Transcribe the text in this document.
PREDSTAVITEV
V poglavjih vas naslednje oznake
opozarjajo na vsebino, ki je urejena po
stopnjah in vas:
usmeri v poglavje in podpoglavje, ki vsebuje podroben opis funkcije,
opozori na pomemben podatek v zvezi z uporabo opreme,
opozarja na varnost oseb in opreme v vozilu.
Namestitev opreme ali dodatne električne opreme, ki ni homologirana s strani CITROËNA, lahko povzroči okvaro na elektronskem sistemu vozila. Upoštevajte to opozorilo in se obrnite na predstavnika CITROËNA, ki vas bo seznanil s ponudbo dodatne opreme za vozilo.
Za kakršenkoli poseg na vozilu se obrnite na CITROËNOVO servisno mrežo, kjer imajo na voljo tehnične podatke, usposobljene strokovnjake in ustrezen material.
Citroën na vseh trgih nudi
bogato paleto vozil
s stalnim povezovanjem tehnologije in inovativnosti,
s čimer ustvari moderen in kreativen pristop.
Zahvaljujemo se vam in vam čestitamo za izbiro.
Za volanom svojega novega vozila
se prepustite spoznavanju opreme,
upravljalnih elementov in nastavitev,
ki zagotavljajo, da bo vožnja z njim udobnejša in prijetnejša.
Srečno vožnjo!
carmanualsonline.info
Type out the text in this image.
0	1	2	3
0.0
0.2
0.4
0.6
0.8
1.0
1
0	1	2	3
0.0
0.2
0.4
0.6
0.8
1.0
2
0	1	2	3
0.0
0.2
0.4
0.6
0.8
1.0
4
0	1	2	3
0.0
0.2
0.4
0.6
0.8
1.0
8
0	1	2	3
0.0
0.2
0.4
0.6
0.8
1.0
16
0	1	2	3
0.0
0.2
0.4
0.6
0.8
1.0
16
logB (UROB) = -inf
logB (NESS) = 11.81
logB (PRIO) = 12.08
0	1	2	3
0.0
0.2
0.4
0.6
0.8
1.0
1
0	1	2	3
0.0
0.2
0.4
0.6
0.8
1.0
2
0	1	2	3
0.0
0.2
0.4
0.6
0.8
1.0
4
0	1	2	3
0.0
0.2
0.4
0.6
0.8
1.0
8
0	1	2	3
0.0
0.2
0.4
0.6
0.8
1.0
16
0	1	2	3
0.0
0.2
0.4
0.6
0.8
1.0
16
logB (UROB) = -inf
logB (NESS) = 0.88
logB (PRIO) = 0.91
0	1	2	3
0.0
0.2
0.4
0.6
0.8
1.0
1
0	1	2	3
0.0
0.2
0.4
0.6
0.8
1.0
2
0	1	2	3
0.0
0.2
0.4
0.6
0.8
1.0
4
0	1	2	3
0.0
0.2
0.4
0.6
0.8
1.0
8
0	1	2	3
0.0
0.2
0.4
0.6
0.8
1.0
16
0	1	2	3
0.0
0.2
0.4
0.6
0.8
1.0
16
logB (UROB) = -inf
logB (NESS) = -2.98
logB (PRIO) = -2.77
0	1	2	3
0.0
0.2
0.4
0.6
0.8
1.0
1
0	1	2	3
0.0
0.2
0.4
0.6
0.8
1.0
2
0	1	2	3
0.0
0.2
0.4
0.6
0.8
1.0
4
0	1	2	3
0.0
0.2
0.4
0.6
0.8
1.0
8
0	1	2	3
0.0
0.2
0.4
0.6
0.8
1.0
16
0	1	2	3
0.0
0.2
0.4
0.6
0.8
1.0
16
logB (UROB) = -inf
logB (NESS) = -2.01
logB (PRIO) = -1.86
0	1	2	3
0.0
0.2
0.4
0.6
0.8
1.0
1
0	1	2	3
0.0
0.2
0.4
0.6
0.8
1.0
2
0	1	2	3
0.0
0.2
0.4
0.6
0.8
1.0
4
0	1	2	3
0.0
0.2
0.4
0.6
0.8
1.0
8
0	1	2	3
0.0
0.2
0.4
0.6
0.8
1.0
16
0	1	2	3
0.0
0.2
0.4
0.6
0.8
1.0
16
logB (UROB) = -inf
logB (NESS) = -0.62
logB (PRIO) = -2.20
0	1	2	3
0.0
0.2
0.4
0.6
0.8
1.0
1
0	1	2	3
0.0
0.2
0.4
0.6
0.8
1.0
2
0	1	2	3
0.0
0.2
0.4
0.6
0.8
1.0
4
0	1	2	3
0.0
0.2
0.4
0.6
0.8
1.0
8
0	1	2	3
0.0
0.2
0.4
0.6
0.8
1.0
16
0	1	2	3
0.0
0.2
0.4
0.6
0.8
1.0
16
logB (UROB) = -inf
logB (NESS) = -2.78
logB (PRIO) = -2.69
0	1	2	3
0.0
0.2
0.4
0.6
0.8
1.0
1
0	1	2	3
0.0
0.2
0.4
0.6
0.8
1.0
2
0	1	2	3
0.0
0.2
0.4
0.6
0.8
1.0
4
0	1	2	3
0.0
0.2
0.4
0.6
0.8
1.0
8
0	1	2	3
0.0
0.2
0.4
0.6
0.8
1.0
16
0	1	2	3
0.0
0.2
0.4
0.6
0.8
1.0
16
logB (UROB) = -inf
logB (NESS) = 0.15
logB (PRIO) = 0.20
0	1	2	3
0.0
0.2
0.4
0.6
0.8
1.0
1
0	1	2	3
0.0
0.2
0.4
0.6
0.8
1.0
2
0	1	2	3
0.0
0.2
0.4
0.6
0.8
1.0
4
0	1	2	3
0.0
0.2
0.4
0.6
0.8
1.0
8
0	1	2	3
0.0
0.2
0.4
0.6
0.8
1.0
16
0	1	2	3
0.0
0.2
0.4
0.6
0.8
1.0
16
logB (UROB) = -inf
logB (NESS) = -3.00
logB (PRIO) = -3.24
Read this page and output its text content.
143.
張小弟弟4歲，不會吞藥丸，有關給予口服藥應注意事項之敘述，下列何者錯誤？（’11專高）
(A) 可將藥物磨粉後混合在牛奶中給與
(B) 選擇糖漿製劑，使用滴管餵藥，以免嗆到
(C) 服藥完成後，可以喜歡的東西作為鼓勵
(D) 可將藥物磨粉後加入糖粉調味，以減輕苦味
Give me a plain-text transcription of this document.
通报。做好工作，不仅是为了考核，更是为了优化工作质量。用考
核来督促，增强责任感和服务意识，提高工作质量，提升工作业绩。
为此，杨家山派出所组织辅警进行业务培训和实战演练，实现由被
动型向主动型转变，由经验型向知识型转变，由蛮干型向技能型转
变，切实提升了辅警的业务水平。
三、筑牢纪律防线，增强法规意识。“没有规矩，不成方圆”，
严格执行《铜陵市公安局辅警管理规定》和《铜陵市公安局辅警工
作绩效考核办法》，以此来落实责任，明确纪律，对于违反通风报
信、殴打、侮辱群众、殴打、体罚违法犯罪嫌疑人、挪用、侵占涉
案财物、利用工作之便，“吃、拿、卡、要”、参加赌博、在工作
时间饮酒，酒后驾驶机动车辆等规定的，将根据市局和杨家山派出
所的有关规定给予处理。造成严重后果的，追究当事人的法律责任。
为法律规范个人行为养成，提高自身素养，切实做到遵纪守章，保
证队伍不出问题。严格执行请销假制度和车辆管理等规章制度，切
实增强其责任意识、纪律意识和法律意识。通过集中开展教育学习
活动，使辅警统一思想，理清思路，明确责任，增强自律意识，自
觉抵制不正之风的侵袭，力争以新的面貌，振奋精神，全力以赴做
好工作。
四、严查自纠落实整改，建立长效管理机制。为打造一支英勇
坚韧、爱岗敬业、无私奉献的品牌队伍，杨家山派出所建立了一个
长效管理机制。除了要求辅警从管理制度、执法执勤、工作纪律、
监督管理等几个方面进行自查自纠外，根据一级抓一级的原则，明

### [THE EXERCISE]
Take the entries and copy them out exactly.

### [THE RESPONSE]
Transcribe the text in this document.
PREDSTAVITEV
V poglavjih vas naslednje oznake
opozarjajo na vsebino, ki je urejena po
stopnjah in vas:
usmeri v poglavje in podpoglavje, ki vsebuje podroben opis funkcije,
opozori na pomemben podatek v zvezi z uporabo opreme,
opozarja na varnost oseb in opreme v vozilu.
Namestitev opreme ali dodatne električne opreme, ki ni homologirana s strani CITROËNA, lahko povzroči okvaro na elektronskem sistemu vozila. Upoštevajte to opozorilo in se obrnite na predstavnika CITROËNA, ki vas bo seznanil s ponudbo dodatne opreme za vozilo.
Za kakršenkoli poseg na vozilu se obrnite na CITROËNOVO servisno mrežo, kjer imajo na voljo tehnične podatke, usposobljene strokovnjake in ustrezen material.
Citroën na vseh trgih nudi
bogato paleto vozil
s stalnim povezovanjem tehnologije in inovativnosti,
s čimer ustvari moderen in kreativen pristop.
Zahvaljujemo se vam in vam čestitamo za izbiro.
Za volanom svojega novega vozila
se prepustite spoznavanju opreme,
upravljalnih elementov in nastavitev,
ki zagotavljajo, da bo vožnja z njim udobnejša in prijetnejša.
Srečno vožnjo!
carmanualsonline.info
Type out the text in this image.
0	1	2	3
0.0
0.2
0.4
0.6
0.8
1.0
1
0	1	2	3
0.0
0.2
0.4
0.6
0.8
1.0
2
0	1	2	3
0.0
0.2
0.4
0.6
0.8
1.0
4
0	1	2	3
0.0
0.2
0.4
0.6
0.8
1.0
8
0	1	2	3
0.0
0.2
0.4
0.6
0.8
1.0
16
0	1	2	3
0.0
0.2
0.4
0.6
0.8
1.0
16
logB (UROB) = -inf
logB (NESS) = 11.81
logB (PRIO) = 12.08
0	1	2	3
0.0
0.2
0.4
0.6
0.8
1.0
1
0	1	2	3
0.0
0.2
0.4
0.6
0.8
1.0
2
0	1	2	3
0.0
0.2
0.4
0.6
0.8
1.0
4
0	1	2	3
0.0
0.2
0.4
0.6
0.8
1.0
8
0	1	2	3
0.0
0.2
0.4
0.6
0.8
1.0
16
0	1	2	3
0.0
0.2
0.4
0.6
0.8
1.0
16
logB (UROB) = -inf
logB (NESS) = 0.88
logB (PRIO) = 0.91
0	1	2	3
0.0
0.2
0.4
0.6
0.8
1.0
1
0	1	2	3
0.0
0.2
0.4
0.6
0.8
1.0
2
0	1	2	3
0.0
0.2
0.4
0.6
0.8
1.0
4
0	1	2	3
0.0
0.2
0.4
0.6
0.8
1.0
8
0	1	2	3
0.0
0.2
0.4
0.6
0.8
1.0
16
0	1	2	3
0.0
0.2
0.4
0.6
0.8
1.0
16
logB (UROB) = -inf
logB (NESS) = -2.98
logB (PRIO) = -2.77
0	1	2	3
0.0
0.2
0.4
0.6
0.8
1.0
1
0	1	2	3
0.0
0.2
0.4
0.6
0.8
1.0
2
0	1	2	3
0.0
0.2
0.4
0.6
0.8
1.0
4
0	1	2	3
0.0
0.2
0.4
0.6
0.8
1.0
8
0	1	2	3
0.0
0.2
0.4
0.6
0.8
1.0
16
0	1	2	3
0.0
0.2
0.4
0.6
0.8
1.0
16
logB (UROB) = -inf
logB (NESS) = -2.01
logB (PRIO) = -1.86
0	1	2	3
0.0
0.2
0.4
0.6
0.8
1.0
1
0	1	2	3
0.0
0.2
0.4
0.6
0.8
1.0
2
0	1	2	3
0.0
0.2
0.4
0.6
0.8
1.0
4
0	1	2	3
0.0
0.2
0.4
0.6
0.8
1.0
8
0	1	2	3
0.0
0.2
0.4
0.6
0.8
1.0
16
0	1	2	3
0.0
0.2
0.4
0.6
0.8
1.0
16
logB (UROB) = -inf
logB (NESS) = -0.62
logB (PRIO) = -2.20
0	1	2	3
0.0
0.2
0.4
0.6
0.8
1.0
1
0	1	2	3
0.0
0.2
0.4
0.6
0.8
1.0
2
0	1	2	3
0.0
0.2
0.4
0.6
0.8
1.0
4
0	1	2	3
0.0
0.2
0.4
0.6
0.8
1.0
8
0	1	2	3
0.0
0.2
0.4
0.6
0.8
1.0
16
0	1	2	3
0.0
0.2
0.4
0.6
0.8
1.0
16
logB (UROB) = -inf
logB (NESS) = -2.78
logB (PRIO) = -2.69
0	1	2	3
0.0
0.2
0.4
0.6
0.8
1.0
1
0	1	2	3
0.0
0.2
0.4
0.6
0.8
1.0
2
0	1	2	3
0.0
0.2
0.4
0.6
0.8
1.0
4
0	1	2	3
0.0
0.2
0.4
0.6
0.8
1.0
8
0	1	2	3
0.0
0.2
0.4
0.6
0.8
1.0
16
0	1	2	3
0.0
0.2
0.4
0.6
0.8
1.0
16
logB (UROB) = -inf
logB (NESS) = 0.15
logB (PRIO) = 0.20
0	1	2	3
0.0
0.2
0.4
0.6
0.8
1.0
1
0	1	2	3
0.0
0.2
0.4
0.6
0.8
1.0
2
0	1	2	3
0.0
0.2
0.4
0.6
0.8
1.0
4
0	1	2	3
0.0
0.2
0.4
0.6
0.8
1.0
8
0	1	2	3
0.0
0.2
0.4
0.6
0.8
1.0
16
0	1	2	3
0.0
0.2
0.4
0.6
0.8
1.0
16
logB (UROB) = -inf
logB (NESS) = -3.00
logB (PRIO) = -3.24
Read this page and output its text content.
143.
張小弟弟4歲，不會吞藥丸，有關給予口服藥應注意事項之敘述，下列何者錯誤？（’11專高）
(A) 可將藥物磨粉後混合在牛奶中給與
(B) 選擇糖漿製劑，使用滴管餵藥，以免嗆到
(C) 服藥完成後，可以喜歡的東西作為鼓勵
(D) 可將藥物磨粉後加入糖粉調味，以減輕苦味
Give me a plain-text transcription of this document.
通报。做好工作，不仅是为了考核，更是为了优化工作质量。用考
核来督促，增强责任感和服务意识，提高工作质量，提升工作业绩。
为此，杨家山派出所组织辅警进行业务培训和实战演练，实现由被
动型向主动型转变，由经验型向知识型转变，由蛮干型向技能型转
变，切实提升了辅警的业务水平。
三、筑牢纪律防线，增强法规意识。“没有规矩，不成方圆”，
严格执行《铜陵市公安局辅警管理规定》和《铜陵市公安局辅警工
作绩效考核办法》，以此来落实责任，明确纪律，对于违反通风报
信、殴打、侮辱群众、殴打、体罚违法犯罪嫌疑人、挪用、侵占涉
案财物、利用工作之便，“吃、拿、卡、要”、参加赌博、在工作
时间饮酒，酒后驾驶机动车辆等规定的，将根据市局和杨家山派出
所的有关规定给予处理。造成严重后果的，追究当事人的法律责任。
为法律规范个人行为养成，提高自身素养，切实做到遵纪守章，保
证队伍不出问题。严格执行请销假制度和车辆管理等规章制度，切
实增强其责任意识、纪律意识和法律意识。通过集中开展教育学习
活动，使辅警统一思想，理清思路，明确责任，增强自律意识，自
觉抵制不正之风的侵袭，力争以新的面貌，振奋精神，全力以赴做
好工作。
四、严查自纠落实整改，建立长效管理机制。为打造一支英勇
坚韧、爱岗敬业、无私奉献的品牌队伍，杨家山派出所建立了一个
长效管理机制。除了要求辅警从管理制度、执法执勤、工作纪律、
监督管理等几个方面进行自查自纠外，根据一级抓一级的原则，明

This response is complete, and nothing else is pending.